◆ Selected passage
** BEGIN **

The test specifications for military and commercial goods are very different, with much of the consumer range having pre-defined specifications based on the IEC 60068 standard, which makes the testing requirements very predictable.

For aerospace and defence, the scope of testing tends to be much wider and following different sets of criteria, such as the DO-160 standard from the RTCA (Radio Technical Commission for Aeronautics), which specifies environmental testing requirements including shock, vibration, icing and others.

Testing often involves larger sub-systems such as landing gear or refuelling probes and can involve complex fixturing to ensure the mounting of the sub-system on the vibration table represents the conditions and load vectors which would be seen in normal service.

The case for outsourcing

For many organisations, the cost of shock and vibration testing equipment and the control systems that run it plus the need to employ or train staff to operate it and understand the results is in itself a significant barrier to performing in house testing. In addition, UKAS accreditation would need to be awarded in many circumstances for the results of the testing to be valid.

A clear advantage of using an organisation like TUV SUD is that it offers the complete package, with a fully equipped testing laboratory and qualified staff who can carry out a full suite of testing and issue a UKAS report at the end of it. One point of contact at the company looks after the whole process from receiving the test specifications to providing the results at the end of the project.

** END **

◆ Extracted entries
** BEGIN **

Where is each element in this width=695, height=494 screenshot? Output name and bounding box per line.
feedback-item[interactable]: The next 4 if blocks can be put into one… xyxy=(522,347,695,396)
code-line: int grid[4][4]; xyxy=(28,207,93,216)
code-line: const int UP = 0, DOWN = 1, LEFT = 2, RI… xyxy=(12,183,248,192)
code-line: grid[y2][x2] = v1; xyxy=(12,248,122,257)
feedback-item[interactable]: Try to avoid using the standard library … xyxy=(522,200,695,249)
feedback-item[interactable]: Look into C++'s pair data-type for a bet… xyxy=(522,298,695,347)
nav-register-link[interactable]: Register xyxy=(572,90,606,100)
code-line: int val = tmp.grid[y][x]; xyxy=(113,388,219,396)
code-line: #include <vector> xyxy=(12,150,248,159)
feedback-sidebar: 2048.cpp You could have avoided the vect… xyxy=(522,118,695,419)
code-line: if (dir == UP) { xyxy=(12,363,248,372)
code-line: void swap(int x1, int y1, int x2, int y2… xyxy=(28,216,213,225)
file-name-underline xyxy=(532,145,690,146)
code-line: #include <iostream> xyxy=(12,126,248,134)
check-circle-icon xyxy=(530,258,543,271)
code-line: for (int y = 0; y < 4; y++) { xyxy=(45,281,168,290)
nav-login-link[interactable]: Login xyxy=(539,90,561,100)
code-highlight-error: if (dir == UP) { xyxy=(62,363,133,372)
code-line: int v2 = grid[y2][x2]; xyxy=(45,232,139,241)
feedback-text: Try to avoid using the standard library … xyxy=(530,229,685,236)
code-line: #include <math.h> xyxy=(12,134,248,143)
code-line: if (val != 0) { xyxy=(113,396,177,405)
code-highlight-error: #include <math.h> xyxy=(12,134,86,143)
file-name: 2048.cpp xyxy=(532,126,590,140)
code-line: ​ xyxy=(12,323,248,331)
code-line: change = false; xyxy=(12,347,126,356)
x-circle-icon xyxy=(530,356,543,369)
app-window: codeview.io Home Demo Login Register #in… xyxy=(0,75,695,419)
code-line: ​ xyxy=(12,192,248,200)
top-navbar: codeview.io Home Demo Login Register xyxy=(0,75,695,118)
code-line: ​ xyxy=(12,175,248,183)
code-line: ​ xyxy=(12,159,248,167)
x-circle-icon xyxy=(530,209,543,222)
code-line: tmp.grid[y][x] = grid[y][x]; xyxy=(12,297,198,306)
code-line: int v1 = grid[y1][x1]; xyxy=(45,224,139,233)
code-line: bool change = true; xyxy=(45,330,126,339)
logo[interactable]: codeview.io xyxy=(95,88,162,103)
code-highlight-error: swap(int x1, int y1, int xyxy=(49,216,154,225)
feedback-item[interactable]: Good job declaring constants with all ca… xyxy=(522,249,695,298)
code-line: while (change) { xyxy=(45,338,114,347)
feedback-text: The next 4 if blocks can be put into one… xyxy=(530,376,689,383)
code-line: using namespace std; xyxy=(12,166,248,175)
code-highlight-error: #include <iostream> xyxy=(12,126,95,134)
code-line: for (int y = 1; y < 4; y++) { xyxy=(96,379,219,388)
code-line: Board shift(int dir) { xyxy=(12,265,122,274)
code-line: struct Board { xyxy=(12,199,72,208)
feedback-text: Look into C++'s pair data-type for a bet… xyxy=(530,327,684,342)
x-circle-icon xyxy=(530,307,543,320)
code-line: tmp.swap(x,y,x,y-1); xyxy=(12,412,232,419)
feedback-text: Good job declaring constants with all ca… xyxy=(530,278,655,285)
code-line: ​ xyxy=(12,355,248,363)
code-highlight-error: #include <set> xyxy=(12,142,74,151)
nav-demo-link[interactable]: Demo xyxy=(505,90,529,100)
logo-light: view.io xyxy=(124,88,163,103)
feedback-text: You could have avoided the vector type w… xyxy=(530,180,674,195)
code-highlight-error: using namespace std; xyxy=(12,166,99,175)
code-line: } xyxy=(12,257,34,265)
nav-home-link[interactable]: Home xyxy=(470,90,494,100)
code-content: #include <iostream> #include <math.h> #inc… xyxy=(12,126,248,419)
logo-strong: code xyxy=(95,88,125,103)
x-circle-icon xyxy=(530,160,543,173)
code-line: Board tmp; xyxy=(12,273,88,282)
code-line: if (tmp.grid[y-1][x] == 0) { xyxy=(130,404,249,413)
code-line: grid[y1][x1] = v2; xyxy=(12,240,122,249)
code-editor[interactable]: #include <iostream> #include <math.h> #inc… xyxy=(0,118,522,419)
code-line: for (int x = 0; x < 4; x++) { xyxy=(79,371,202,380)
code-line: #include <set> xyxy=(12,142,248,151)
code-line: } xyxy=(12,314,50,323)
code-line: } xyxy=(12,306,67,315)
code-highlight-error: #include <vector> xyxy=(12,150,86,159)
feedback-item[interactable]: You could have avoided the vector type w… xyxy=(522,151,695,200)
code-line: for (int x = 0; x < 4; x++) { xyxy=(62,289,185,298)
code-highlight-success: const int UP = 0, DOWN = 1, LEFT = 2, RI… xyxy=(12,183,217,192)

** END **

◆ Required work
a) List each environmental testing requirement that the passage on shock and vibration testing names for the DO-160 standard.
b) According to the passage on shock and vibration testing, which body produces the DO-160 standard?
c) Extend the passage on shock and vibration testing, picking up after its final sentence.

◆ Outputs by task
a)
Shock
Vibration
Icing

b) The RTCA (Radio Technical Commission for Aeronautics).

c)
Early involvement

Whilst many of TUV SUD’s clients provide standard test specifications or ones that have been created using a vibration profile of real-world environmental conditions, there is often a need for the consultancy team to become involved in analysis, adjustments of specifications and making recommendations at the early stages of product development to prevent problems emerging later. TUV SUD was involved in the early development stages of the Airbus A320 landing gear and the Thrust SSC world land speed record contender.

By using specialist test facilities and a pool of expert knowledge as a service, manufacturers from all industries are able to have their own climatic and vibration test laboratory at their fingertips.

Jonathan Newell

Jonathan Newell

Jonathan Newell is a graduate of Loughborough University and has three decades of experience in engineering as well as broadcast and technical journalism.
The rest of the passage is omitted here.